The problem –
Please reproduce the material from its first line through the line containing "status-notification-icons: ◎ ◔", both included.

Provided records –
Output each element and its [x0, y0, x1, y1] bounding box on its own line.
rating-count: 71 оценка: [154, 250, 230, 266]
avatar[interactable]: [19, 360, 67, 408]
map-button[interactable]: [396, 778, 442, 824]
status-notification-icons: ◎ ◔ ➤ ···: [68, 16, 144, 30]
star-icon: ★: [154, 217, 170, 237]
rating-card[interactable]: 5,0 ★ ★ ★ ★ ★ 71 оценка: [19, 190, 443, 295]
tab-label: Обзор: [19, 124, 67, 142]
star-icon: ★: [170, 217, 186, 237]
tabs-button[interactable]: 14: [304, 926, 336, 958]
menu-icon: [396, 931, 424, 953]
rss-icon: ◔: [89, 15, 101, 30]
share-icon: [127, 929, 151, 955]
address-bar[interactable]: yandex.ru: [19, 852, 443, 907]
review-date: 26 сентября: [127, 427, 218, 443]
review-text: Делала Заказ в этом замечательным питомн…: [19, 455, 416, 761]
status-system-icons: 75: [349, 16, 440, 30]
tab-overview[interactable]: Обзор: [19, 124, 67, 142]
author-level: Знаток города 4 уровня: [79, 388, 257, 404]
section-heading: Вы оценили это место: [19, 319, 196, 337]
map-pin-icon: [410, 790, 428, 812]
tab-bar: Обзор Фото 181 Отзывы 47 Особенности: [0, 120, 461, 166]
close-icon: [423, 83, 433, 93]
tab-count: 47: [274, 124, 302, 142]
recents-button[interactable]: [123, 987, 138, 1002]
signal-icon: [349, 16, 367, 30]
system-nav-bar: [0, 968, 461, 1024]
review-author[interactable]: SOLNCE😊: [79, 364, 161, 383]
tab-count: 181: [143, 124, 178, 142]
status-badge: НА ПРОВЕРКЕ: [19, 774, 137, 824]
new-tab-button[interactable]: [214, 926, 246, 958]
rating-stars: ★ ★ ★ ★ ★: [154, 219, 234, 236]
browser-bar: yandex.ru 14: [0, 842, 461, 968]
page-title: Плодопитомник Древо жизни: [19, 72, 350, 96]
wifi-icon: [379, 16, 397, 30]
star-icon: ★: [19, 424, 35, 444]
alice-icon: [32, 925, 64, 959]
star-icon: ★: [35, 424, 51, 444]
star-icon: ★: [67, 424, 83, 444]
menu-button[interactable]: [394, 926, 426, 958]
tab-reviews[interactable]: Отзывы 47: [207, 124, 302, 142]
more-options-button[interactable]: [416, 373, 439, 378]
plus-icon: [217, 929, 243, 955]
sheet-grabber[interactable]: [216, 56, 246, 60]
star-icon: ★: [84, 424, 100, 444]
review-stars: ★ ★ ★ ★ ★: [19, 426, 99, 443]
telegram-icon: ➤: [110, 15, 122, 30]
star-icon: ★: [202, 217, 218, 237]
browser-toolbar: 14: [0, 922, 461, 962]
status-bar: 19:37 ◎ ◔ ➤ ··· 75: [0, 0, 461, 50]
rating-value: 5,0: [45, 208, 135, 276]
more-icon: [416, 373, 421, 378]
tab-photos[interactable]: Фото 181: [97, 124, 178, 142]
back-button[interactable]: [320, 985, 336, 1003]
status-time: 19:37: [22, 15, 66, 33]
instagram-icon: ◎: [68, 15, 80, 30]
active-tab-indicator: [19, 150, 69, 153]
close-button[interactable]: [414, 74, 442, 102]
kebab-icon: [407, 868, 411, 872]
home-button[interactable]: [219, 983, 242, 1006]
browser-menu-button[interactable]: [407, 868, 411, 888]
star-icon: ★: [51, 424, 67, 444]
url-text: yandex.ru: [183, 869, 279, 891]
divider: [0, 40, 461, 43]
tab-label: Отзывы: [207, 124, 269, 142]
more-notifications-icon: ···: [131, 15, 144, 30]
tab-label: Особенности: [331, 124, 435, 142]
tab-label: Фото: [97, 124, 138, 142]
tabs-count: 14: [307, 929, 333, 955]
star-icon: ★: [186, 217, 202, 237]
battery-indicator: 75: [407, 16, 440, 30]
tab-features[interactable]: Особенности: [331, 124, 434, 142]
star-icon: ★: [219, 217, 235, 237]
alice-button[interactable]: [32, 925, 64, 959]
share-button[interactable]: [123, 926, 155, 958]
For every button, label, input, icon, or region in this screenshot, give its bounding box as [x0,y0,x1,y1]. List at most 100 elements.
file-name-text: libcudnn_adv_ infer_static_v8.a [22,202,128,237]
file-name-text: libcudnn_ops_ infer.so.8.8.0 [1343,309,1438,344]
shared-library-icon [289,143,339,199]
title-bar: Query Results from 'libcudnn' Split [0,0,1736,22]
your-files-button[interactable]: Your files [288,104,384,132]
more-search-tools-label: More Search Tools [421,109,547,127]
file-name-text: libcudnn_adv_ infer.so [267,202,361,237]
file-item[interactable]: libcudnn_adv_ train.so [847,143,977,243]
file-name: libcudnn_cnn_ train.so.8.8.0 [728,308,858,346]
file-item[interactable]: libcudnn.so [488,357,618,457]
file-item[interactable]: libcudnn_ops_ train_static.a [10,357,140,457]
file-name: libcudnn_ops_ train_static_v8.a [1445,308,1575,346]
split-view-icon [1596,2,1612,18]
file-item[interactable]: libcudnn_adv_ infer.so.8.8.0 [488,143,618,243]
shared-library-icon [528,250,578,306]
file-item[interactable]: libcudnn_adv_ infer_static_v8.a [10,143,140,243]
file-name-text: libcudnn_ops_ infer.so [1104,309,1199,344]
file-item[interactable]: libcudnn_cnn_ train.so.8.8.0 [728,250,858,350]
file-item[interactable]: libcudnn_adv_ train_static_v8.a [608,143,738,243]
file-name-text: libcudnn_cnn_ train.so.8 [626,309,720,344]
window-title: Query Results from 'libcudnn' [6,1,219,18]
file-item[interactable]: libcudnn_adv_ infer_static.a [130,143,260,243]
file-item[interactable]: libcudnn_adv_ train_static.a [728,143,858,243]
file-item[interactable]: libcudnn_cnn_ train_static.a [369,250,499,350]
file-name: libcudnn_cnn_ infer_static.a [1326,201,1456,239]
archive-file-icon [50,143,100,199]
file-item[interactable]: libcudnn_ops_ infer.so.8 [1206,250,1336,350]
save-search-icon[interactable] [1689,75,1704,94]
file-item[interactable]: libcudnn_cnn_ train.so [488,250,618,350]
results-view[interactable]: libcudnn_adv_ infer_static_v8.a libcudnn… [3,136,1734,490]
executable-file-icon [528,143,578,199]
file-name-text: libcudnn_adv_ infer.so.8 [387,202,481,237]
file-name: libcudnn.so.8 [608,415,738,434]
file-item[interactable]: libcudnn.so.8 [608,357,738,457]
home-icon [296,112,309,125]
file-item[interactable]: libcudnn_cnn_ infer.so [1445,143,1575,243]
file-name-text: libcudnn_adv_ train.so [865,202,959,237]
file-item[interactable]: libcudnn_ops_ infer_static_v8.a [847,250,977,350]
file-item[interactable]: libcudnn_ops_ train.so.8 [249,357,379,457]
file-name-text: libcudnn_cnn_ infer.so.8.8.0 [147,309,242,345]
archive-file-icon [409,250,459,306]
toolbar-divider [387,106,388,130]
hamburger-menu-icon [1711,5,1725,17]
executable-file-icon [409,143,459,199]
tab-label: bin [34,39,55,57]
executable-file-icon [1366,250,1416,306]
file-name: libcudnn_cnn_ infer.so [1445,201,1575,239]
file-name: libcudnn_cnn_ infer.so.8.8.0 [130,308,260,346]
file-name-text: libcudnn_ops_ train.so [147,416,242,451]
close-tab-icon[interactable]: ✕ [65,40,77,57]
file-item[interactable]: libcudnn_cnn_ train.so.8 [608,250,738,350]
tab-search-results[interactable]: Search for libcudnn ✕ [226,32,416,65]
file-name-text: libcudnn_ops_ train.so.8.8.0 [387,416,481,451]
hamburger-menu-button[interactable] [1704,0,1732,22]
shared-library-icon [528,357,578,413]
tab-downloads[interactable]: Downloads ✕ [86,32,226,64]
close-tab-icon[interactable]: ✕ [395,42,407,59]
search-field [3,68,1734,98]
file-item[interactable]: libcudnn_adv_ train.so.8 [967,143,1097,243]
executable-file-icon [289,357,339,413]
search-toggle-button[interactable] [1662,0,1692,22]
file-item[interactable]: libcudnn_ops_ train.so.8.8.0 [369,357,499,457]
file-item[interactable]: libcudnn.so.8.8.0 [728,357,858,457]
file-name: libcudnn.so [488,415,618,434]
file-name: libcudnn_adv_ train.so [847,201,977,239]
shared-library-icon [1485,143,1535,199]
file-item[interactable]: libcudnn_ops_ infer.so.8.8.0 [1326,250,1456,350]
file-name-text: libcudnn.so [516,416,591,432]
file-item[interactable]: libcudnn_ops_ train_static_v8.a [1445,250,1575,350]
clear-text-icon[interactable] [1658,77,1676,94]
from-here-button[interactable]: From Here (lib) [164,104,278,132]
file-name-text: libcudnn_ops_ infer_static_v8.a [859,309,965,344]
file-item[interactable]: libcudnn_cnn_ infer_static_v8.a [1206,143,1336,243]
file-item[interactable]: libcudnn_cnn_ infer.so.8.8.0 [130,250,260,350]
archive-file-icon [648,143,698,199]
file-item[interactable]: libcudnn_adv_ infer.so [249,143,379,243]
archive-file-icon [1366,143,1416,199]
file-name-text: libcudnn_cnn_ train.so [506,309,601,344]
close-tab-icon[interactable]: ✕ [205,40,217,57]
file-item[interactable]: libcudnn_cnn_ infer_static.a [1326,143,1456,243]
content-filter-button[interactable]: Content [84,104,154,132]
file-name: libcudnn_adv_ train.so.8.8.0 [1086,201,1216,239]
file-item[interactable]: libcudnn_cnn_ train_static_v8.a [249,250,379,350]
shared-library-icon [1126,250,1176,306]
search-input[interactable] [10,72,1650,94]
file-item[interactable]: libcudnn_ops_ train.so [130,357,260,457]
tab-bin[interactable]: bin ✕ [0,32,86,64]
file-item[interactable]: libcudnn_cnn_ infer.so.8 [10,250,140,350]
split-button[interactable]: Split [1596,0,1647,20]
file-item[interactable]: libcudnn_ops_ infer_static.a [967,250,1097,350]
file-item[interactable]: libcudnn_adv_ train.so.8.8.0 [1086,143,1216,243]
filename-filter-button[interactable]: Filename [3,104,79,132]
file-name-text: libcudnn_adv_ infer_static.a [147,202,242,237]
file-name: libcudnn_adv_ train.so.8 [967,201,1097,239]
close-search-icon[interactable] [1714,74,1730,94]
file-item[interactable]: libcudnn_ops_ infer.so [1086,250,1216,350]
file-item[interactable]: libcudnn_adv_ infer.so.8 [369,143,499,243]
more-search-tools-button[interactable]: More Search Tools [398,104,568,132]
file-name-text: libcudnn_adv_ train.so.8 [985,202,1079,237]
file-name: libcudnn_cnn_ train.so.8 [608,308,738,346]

Exercise answer –
Output each element and its [x0, y0, x1, y1] bounding box on its own line.
rating-count: 71 оценка: [154, 250, 230, 266]
avatar[interactable]: [19, 360, 67, 408]
map-button[interactable]: [396, 778, 442, 824]
status-notification-icons: ◎ ◔ ➤ ···: [68, 16, 144, 30]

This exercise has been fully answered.